PROBLEM REQUIREMENTS:
Copy out the records in full, word for word, without pictures.

(Stored data entries)
• • •

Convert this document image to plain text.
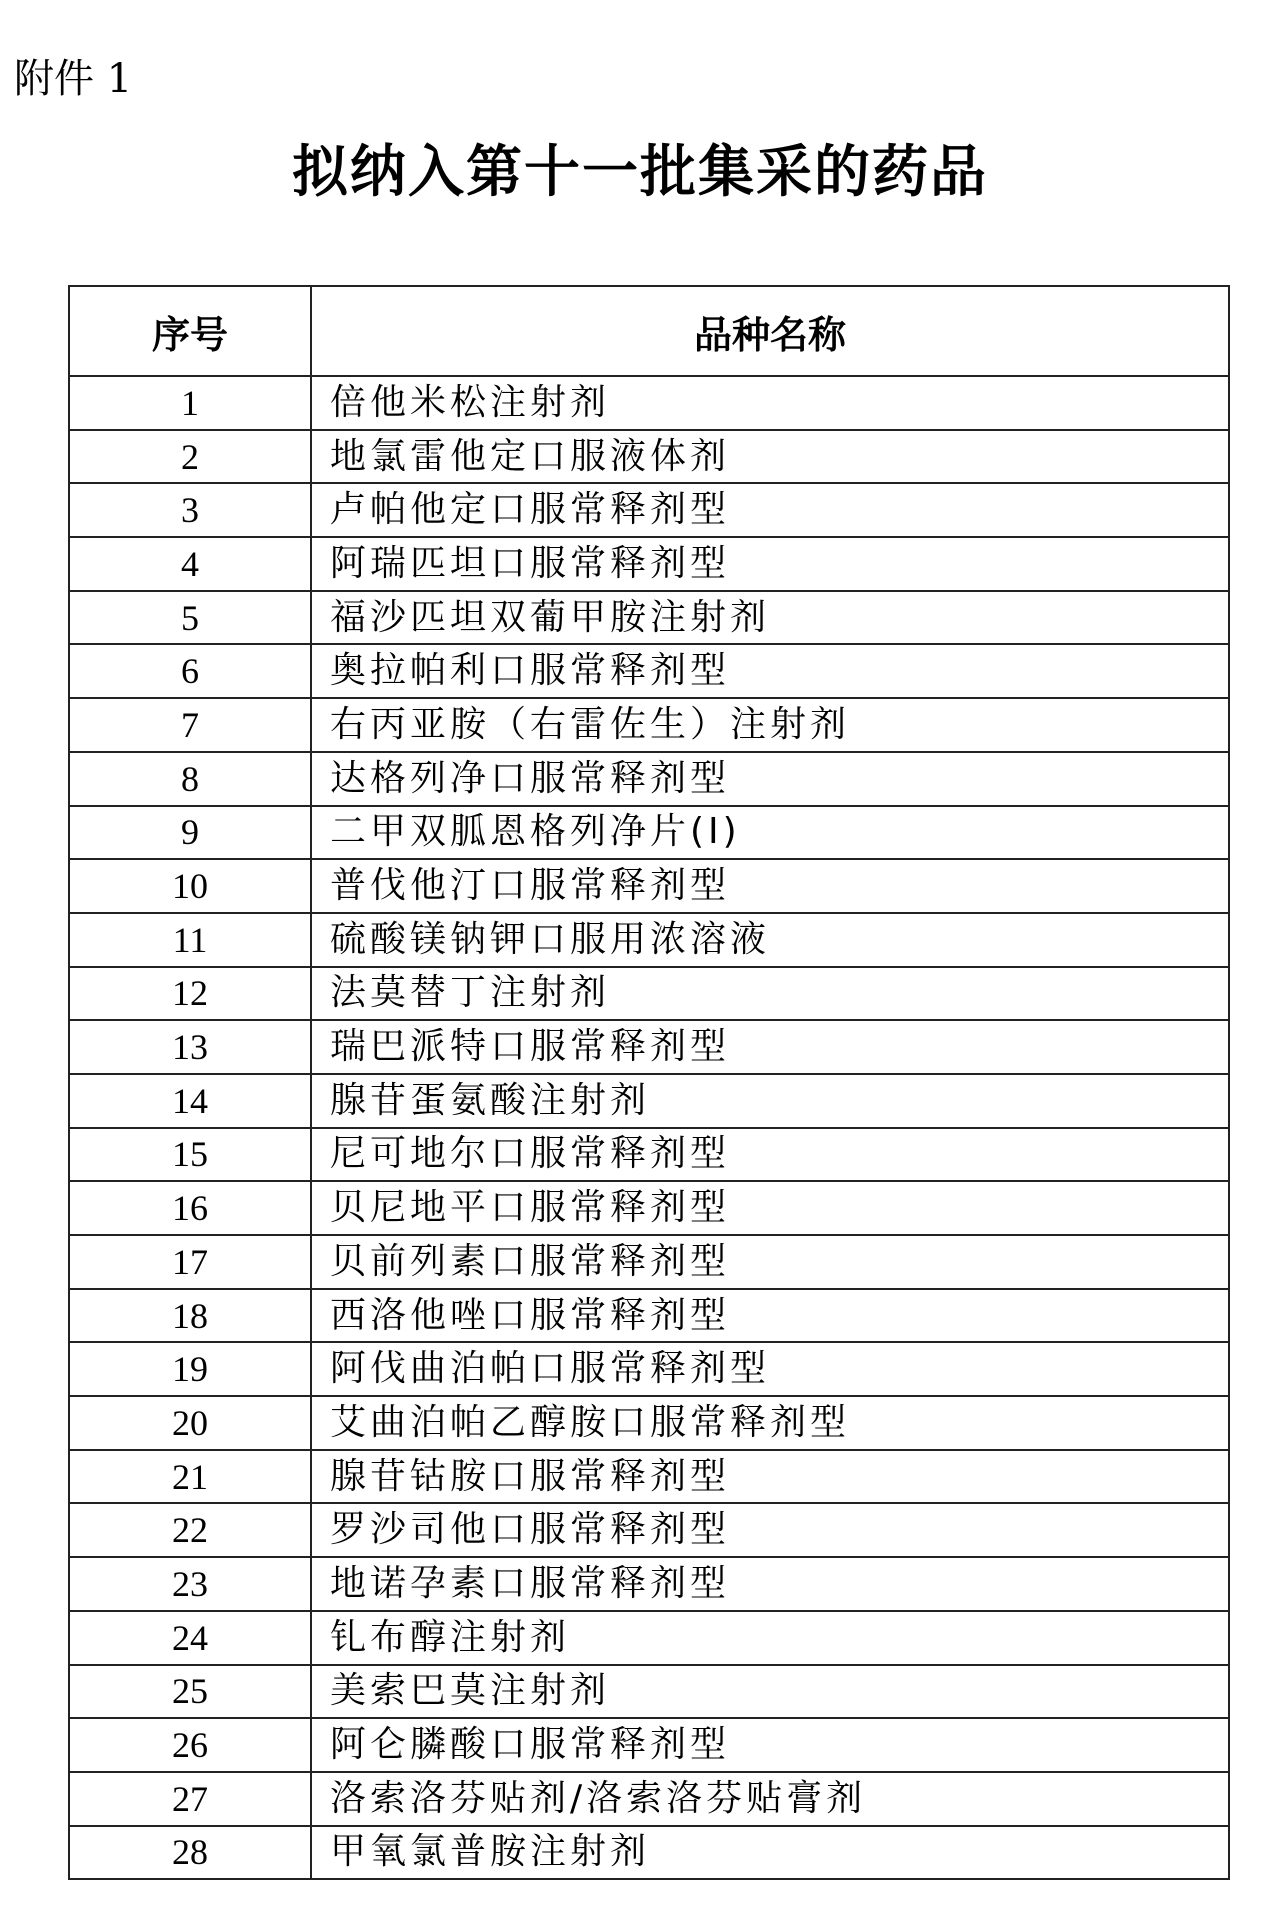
附件 1
拟纳入第十一批集采的药品
序号	品种名称
1	倍他米松注射剂
2	地氯雷他定口服液体剂
3	卢帕他定口服常释剂型
4	阿瑞匹坦口服常释剂型
5	福沙匹坦双葡甲胺注射剂
6	奥拉帕利口服常释剂型
7	右丙亚胺（右雷佐生）注射剂
8	达格列净口服常释剂型
9	二甲双胍恩格列净片(I)
10	普伐他汀口服常释剂型
11	硫酸镁钠钾口服用浓溶液
12	法莫替丁注射剂
13	瑞巴派特口服常释剂型
14	腺苷蛋氨酸注射剂
15	尼可地尔口服常释剂型
16	贝尼地平口服常释剂型
17	贝前列素口服常释剂型
18	西洛他唑口服常释剂型
19	阿伐曲泊帕口服常释剂型
20	艾曲泊帕乙醇胺口服常释剂型
21	腺苷钴胺口服常释剂型
22	罗沙司他口服常释剂型
23	地诺孕素口服常释剂型
24	钆布醇注射剂
25	美索巴莫注射剂
26	阿仑膦酸口服常释剂型
27	洛索洛芬贴剂/洛索洛芬贴膏剂
28	甲氧氯普胺注射剂
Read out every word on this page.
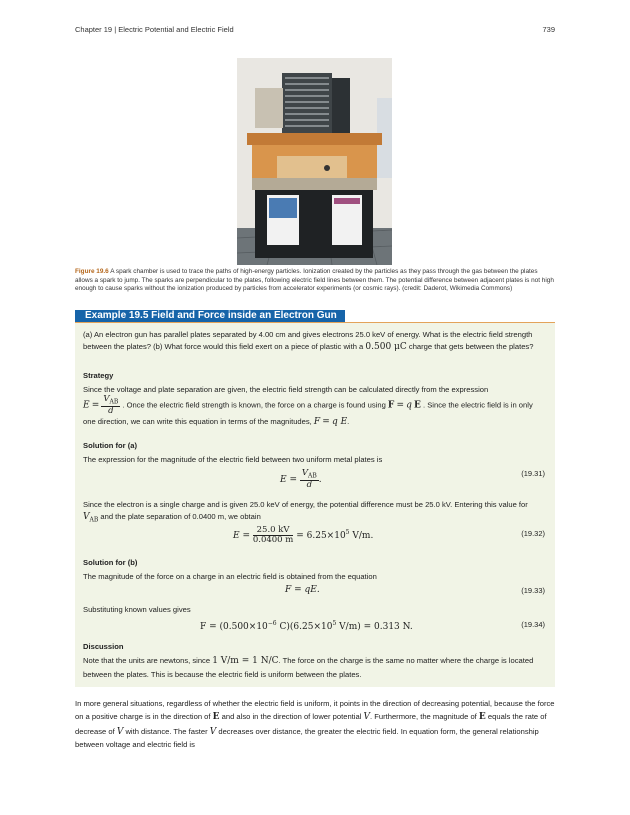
Chapter 19 | Electric Potential and Electric Field	739
Figure 19.6 A spark chamber is used to trace the paths of high-energy particles. Ionization created by the particles as they pass through the gas between the plates allows a spark to jump. The sparks are perpendicular to the plates, following electric field lines between them. The potential difference between adjacent plates is not high enough to cause sparks without the ionization produced by particles from accelerator experiments (or cosmic rays). (credit: Daderot, Wikimedia Commons)
Example 19.5 Field and Force inside an Electron Gun

(a) An electron gun has parallel plates separated by 4.00 cm and gives electrons 25.0 keV of energy. What is the electric field strength between the plates? (b) What force would this field exert on a piece of plastic with a 0.500 μC charge that gets between the plates?

Strategy

Since the voltage and plate separation are given, the electric field strength can be calculated directly from the expression

$E = \frac{V_{AB}}{d}$ . Once the electric field strength is known, the force on a charge is found using F = q E . Since the electric field is in only one direction, we can write this equation in terms of the magnitudes, F = q E.

Solution for (a)

The expression for the magnitude of the electric field between two uniform metal plates is

$E = \frac{V_{AB}}{d}$ .
(19.31)

Since the electron is a single charge and is given 25.0 keV of energy, the potential difference must be 25.0 kV. Entering this value for $V_{AB}$ and the plate separation of 0.0400 m, we obtain

$E = \frac{25.0 kV}{0.0400 m} = 6.25\times 10^5$ V/m.	(19.32)
Solution for (b)

The magnitude of the force on a charge in an electric field is obtained from the equation

F = qE.	(19.33)

Substituting known values gives

$F = (0.500\times 10^{-6}$ $C)(6.25\times 10^5$ V/m) = 0.313 N.	(19.34)
Discussion

Note that the units are newtons, since 1 V/m = 1 N/C. The force on the charge is the same no matter where the charge is located between the plates. This is because the electric field is uniform between the plates.

In more general situations, regardless of whether the electric field is uniform, it points in the direction of decreasing potential, because the force on a positive charge is in the direction of E and also in the direction of lower potential V. Furthermore, the magnitude of E equals the rate of decrease of V with distance. The faster V decreases over distance, the greater the electric field. In equation form, the general relationship between voltage and electric field is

• • •

OUTPUT FOR THIS TASK:
Convert this document image to plain text.
附件 1
拟纳入第十一批集采的药品
序号	品种名称
1	倍他米松注射剂
2	地氯雷他定口服液体剂
3	卢帕他定口服常释剂型
4	阿瑞匹坦口服常释剂型
5	福沙匹坦双葡甲胺注射剂
6	奥拉帕利口服常释剂型
7	右丙亚胺（右雷佐生）注射剂
8	达格列净口服常释剂型
9	二甲双胍恩格列净片(I)
10	普伐他汀口服常释剂型
11	硫酸镁钠钾口服用浓溶液
12	法莫替丁注射剂
13	瑞巴派特口服常释剂型
14	腺苷蛋氨酸注射剂
15	尼可地尔口服常释剂型
16	贝尼地平口服常释剂型
17	贝前列素口服常释剂型
18	西洛他唑口服常释剂型
19	阿伐曲泊帕口服常释剂型
20	艾曲泊帕乙醇胺口服常释剂型
21	腺苷钴胺口服常释剂型
22	罗沙司他口服常释剂型
23	地诺孕素口服常释剂型
24	钆布醇注射剂
25	美索巴莫注射剂
26	阿仑膦酸口服常释剂型
27	洛索洛芬贴剂/洛索洛芬贴膏剂
28	甲氧氯普胺注射剂
Read out every word on this page.
Chapter 19 | Electric Potential and Electric Field	739
Figure 19.6 A spark chamber is used to trace the paths of high-energy particles. Ionization created by the particles as they pass through the gas between the plates allows a spark to jump. The sparks are perpendicular to the plates, following electric field lines between them. The potential difference between adjacent plates is not high enough to cause sparks without the ionization produced by particles from accelerator experiments (or cosmic rays). (credit: Daderot, Wikimedia Commons)
Example 19.5 Field and Force inside an Electron Gun

(a) An electron gun has parallel plates separated by 4.00 cm and gives electrons 25.0 keV of energy. What is the electric field strength between the plates? (b) What force would this field exert on a piece of plastic with a 0.500 μC charge that gets between the plates?

Strategy

Since the voltage and plate separation are given, the electric field strength can be calculated directly from the expression

$E = \frac{V_{AB}}{d}$ . Once the electric field strength is known, the force on a charge is found using F = q E . Since the electric field is in only one direction, we can write this equation in terms of the magnitudes, F = q E.

Solution for (a)

The expression for the magnitude of the electric field between two uniform metal plates is

$E = \frac{V_{AB}}{d}$ .
(19.31)

Since the electron is a single charge and is given 25.0 keV of energy, the potential difference must be 25.0 kV. Entering this value for $V_{AB}$ and the plate separation of 0.0400 m, we obtain

$E = \frac{25.0 kV}{0.0400 m} = 6.25\times 10^5$ V/m.	(19.32)
Solution for (b)

The magnitude of the force on a charge in an electric field is obtained from the equation

F = qE.	(19.33)

Substituting known values gives

$F = (0.500\times 10^{-6}$ $C)(6.25\times 10^5$ V/m) = 0.313 N.	(19.34)
Discussion

Note that the units are newtons, since 1 V/m = 1 N/C. The force on the charge is the same no matter where the charge is located between the plates. This is because the electric field is uniform between the plates.

In more general situations, regardless of whether the electric field is uniform, it points in the direction of decreasing potential, because the force on a positive charge is in the direction of E and also in the direction of lower potential V. Furthermore, the magnitude of E equals the rate of decrease of V with distance. The faster V decreases over distance, the greater the electric field. In equation form, the general relationship between voltage and electric field is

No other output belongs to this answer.